### [What is expected]
Recast every line of the material below as a Markdown table with two columns, "Row" for the row number and "Entry" for the line, leaving out any blank lines.
>> START
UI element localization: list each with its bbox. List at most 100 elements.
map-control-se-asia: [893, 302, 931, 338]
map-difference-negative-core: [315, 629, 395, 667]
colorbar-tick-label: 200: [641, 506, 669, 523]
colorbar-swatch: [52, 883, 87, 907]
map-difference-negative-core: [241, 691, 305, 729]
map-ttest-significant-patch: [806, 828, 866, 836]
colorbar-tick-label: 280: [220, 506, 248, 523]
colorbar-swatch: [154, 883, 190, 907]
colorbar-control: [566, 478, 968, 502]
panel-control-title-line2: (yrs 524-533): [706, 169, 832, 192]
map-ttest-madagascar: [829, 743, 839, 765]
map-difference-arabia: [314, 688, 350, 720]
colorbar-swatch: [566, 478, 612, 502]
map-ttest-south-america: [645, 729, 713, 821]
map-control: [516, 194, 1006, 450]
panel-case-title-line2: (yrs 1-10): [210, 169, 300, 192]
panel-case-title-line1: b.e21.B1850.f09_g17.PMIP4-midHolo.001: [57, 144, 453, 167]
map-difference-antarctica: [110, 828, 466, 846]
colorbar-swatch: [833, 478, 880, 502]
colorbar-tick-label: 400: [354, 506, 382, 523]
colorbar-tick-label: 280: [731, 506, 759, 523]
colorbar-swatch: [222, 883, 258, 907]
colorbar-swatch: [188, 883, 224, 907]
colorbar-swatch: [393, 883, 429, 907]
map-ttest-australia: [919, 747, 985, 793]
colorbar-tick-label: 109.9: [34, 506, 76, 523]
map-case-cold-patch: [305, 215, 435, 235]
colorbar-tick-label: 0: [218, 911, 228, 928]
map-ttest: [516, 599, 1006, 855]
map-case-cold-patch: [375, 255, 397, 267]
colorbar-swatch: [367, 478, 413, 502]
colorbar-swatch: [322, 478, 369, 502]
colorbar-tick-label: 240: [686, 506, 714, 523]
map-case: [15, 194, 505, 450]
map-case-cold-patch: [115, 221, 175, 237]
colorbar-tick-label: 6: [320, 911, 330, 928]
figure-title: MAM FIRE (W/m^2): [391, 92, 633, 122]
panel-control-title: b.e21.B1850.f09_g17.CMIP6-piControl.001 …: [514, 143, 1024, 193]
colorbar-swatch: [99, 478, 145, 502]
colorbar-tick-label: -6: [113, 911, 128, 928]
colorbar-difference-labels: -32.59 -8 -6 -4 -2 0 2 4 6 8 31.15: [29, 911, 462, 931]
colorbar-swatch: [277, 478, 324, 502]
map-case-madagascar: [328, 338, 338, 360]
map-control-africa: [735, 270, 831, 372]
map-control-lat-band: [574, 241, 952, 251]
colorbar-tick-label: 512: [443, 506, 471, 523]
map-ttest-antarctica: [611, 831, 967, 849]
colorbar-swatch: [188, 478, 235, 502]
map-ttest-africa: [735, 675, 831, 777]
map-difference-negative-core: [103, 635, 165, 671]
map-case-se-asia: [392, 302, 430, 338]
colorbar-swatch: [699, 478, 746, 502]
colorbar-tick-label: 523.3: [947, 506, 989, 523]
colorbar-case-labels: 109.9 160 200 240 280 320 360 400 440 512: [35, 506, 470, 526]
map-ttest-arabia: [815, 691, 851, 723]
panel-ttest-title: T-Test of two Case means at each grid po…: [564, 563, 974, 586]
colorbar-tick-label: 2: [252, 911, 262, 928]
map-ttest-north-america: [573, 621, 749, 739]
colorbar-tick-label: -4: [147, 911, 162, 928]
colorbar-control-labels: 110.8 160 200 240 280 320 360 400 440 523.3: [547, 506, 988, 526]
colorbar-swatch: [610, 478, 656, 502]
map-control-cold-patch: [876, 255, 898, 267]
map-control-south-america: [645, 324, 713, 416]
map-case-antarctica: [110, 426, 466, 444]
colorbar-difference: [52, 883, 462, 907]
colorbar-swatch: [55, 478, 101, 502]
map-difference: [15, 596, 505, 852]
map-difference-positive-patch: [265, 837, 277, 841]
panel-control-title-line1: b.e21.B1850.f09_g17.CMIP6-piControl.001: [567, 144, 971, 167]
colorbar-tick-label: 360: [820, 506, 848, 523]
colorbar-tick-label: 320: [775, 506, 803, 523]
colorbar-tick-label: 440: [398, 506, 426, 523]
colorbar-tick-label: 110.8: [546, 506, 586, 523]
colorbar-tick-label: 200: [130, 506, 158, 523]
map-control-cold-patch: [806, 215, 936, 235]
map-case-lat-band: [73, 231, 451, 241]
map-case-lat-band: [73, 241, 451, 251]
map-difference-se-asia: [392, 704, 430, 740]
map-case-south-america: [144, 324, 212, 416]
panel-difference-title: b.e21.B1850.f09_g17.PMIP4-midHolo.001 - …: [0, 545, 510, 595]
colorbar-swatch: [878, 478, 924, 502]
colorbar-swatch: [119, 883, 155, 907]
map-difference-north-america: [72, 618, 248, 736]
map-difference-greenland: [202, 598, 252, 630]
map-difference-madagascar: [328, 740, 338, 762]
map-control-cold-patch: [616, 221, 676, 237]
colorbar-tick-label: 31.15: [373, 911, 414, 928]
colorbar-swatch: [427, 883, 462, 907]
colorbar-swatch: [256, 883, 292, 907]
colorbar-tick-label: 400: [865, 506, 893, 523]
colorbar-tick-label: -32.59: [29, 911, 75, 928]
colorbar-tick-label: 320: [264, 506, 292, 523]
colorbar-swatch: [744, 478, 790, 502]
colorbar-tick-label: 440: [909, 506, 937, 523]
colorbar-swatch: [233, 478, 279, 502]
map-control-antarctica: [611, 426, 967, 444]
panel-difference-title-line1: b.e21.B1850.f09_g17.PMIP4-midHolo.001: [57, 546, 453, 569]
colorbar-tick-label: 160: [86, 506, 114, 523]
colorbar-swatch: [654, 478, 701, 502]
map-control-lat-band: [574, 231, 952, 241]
>> END
### [Answer to this task]
| Row | Entry |
|---|---|
| 1 | UI element localization: list each with its bbox. List at most 100 elements. |
| 2 | map-control-se-asia: [893, 302, 931, 338] |
| 3 | map-difference-negative-core: [315, 629, 395, 667] |
| 4 | colorbar-tick-label: 200: [641, 506, 669, 523] |
| 5 | colorbar-swatch: [52, 883, 87, 907] |
| 6 | map-difference-negative-core: [241, 691, 305, 729] |
| 7 | map-ttest-significant-patch: [806, 828, 866, 836] |
| 8 | colorbar-tick-label: 280: [220, 506, 248, 523] |
| 9 | colorbar-swatch: [154, 883, 190, 907] |
| 10 | colorbar-control: [566, 478, 968, 502] |
| 11 | panel-control-title-line2: (yrs 524-533): [706, 169, 832, 192] |
| 12 | map-ttest-madagascar: [829, 743, 839, 765] |
| 13 | map-difference-arabia: [314, 688, 350, 720] |
| 14 | colorbar-swatch: [566, 478, 612, 502] |
| 15 | map-ttest-south-america: [645, 729, 713, 821] |
| 16 | map-control: [516, 194, 1006, 450] |
| 17 | panel-case-title-line2: (yrs 1-10): [210, 169, 300, 192] |
| 18 | panel-case-title-line1: b.e21.B1850.f09_g17.PMIP4-midHolo.001: [57, 144, 453, 167] |
| 19 | map-difference-antarctica: [110, 828, 466, 846] |
| 20 | colorbar-swatch: [833, 478, 880, 502] |
| 21 | colorbar-tick-label: 400: [354, 506, 382, 523] |
| 22 | colorbar-tick-label: 280: [731, 506, 759, 523] |
| 23 | colorbar-swatch: [222, 883, 258, 907] |
| 24 | colorbar-swatch: [188, 883, 224, 907] |
| 25 | colorbar-swatch: [393, 883, 429, 907] |
| 26 | map-ttest-australia: [919, 747, 985, 793] |
| 27 | colorbar-tick-label: 109.9: [34, 506, 76, 523] |
| 28 | map-case-cold-patch: [305, 215, 435, 235] |
| 29 | colorbar-tick-label: 0: [218, 911, 228, 928] |
| 30 | map-ttest: [516, 599, 1006, 855] |
| 31 | map-case-cold-patch: [375, 255, 397, 267] |
| 32 | colorbar-swatch: [367, 478, 413, 502] |
| 33 | colorbar-swatch: [322, 478, 369, 502] |
| 34 | colorbar-tick-label: 240: [686, 506, 714, 523] |
| 35 | map-case: [15, 194, 505, 450] |
| 36 | map-case-cold-patch: [115, 221, 175, 237] |
| 37 | colorbar-tick-label: 6: [320, 911, 330, 928] |
| 38 | figure-title: MAM FIRE (W/m^2): [391, 92, 633, 122] |
| 39 | panel-control-title: b.e21.B1850.f09_g17.CMIP6-piControl.001 …: [514, 143, 1024, 193] |
| 40 | colorbar-swatch: [99, 478, 145, 502] |
| 41 | colorbar-tick-label: -6: [113, 911, 128, 928] |
| 42 | colorbar-difference-labels: -32.59 -8 -6 -4 -2 0 2 4 6 8 31.15: [29, 911, 462, 931] |
| 43 | colorbar-swatch: [277, 478, 324, 502] |
| 44 | map-case-madagascar: [328, 338, 338, 360] |
| 45 | map-control-africa: [735, 270, 831, 372] |
| 46 | map-control-lat-band: [574, 241, 952, 251] |
| 47 | colorbar-tick-label: 512: [443, 506, 471, 523] |
| 48 | map-ttest-antarctica: [611, 831, 967, 849] |
| 49 | colorbar-swatch: [188, 478, 235, 502] |
| 50 | map-ttest-africa: [735, 675, 831, 777] |
| 51 | map-difference-negative-core: [103, 635, 165, 671] |
| 52 | map-case-se-asia: [392, 302, 430, 338] |
| 53 | colorbar-swatch: [699, 478, 746, 502] |
| 54 | colorbar-tick-label: 523.3: [947, 506, 989, 523] |
| 55 | colorbar-case-labels: 109.9 160 200 240 280 320 360 400 440 512: [35, 506, 470, 526] |
| 56 | map-ttest-arabia: [815, 691, 851, 723] |
| 57 | panel-ttest-title: T-Test of two Case means at each grid po…: [564, 563, 974, 586] |
| 58 | colorbar-tick-label: 2: [252, 911, 262, 928] |
| 59 | map-ttest-north-america: [573, 621, 749, 739] |
| 60 | colorbar-tick-label: -4: [147, 911, 162, 928] |
| 61 | colorbar-control-labels: 110.8 160 200 240 280 320 360 400 440 523.3: [547, 506, 988, 526] |
| 62 | colorbar-swatch: [610, 478, 656, 502] |
| 63 | map-control-cold-patch: [876, 255, 898, 267] |
| 64 | map-control-south-america: [645, 324, 713, 416] |
| 65 | map-case-antarctica: [110, 426, 466, 444] |
| 66 | colorbar-difference: [52, 883, 462, 907] |
| 67 | colorbar-swatch: [55, 478, 101, 502] |
| 68 | map-difference: [15, 596, 505, 852] |
| 69 | map-difference-positive-patch: [265, 837, 277, 841] |
| 70 | panel-control-title-line1: b.e21.B1850.f09_g17.CMIP6-piControl.001: [567, 144, 971, 167] |
| 71 | colorbar-tick-label: 360: [820, 506, 848, 523] |
| 72 | colorbar-tick-label: 320: [775, 506, 803, 523] |
| 73 | colorbar-tick-label: 440: [398, 506, 426, 523] |
| 74 | colorbar-tick-label: 110.8: [546, 506, 586, 523] |
| 75 | colorbar-tick-label: 200: [130, 506, 158, 523] |
| 76 | map-control-cold-patch: [806, 215, 936, 235] |
| 77 | map-case-lat-band: [73, 231, 451, 241] |
| 78 | map-case-lat-band: [73, 241, 451, 251] |
| 79 | map-difference-se-asia: [392, 704, 430, 740] |
| 80 | map-case-south-america: [144, 324, 212, 416] |
| 81 | panel-difference-title: b.e21.B1850.f09_g17.PMIP4-midHolo.001 - …: [0, 545, 510, 595] |
| 82 | colorbar-swatch: [878, 478, 924, 502] |
| 83 | colorbar-swatch: [119, 883, 155, 907] |
| 84 | map-difference-north-america: [72, 618, 248, 736] |
| 85 | map-difference-greenland: [202, 598, 252, 630] |
| 86 | map-difference-madagascar: [328, 740, 338, 762] |
| 87 | map-control-cold-patch: [616, 221, 676, 237] |
| 88 | colorbar-tick-label: 31.15: [373, 911, 414, 928] |
| 89 | colorbar-swatch: [427, 883, 462, 907] |
| 90 | colorbar-swatch: [256, 883, 292, 907] |
| 91 | colorbar-tick-label: 400: [865, 506, 893, 523] |
| 92 | colorbar-tick-label: -32.59: [29, 911, 75, 928] |
| 93 | colorbar-tick-label: 320: [264, 506, 292, 523] |
| 94 | colorbar-swatch: [744, 478, 790, 502] |
| 95 | colorbar-tick-label: 440: [909, 506, 937, 523] |
| 96 | colorbar-swatch: [233, 478, 279, 502] |
| 97 | map-control-antarctica: [611, 426, 967, 444] |
| 98 | panel-difference-title-line1: b.e21.B1850.f09_g17.PMIP4-midHolo.001: [57, 546, 453, 569] |
| 99 | colorbar-tick-label: 160: [86, 506, 114, 523] |
| 100 | colorbar-swatch: [654, 478, 701, 502] |
| 101 | map-control-lat-band: [574, 231, 952, 241] |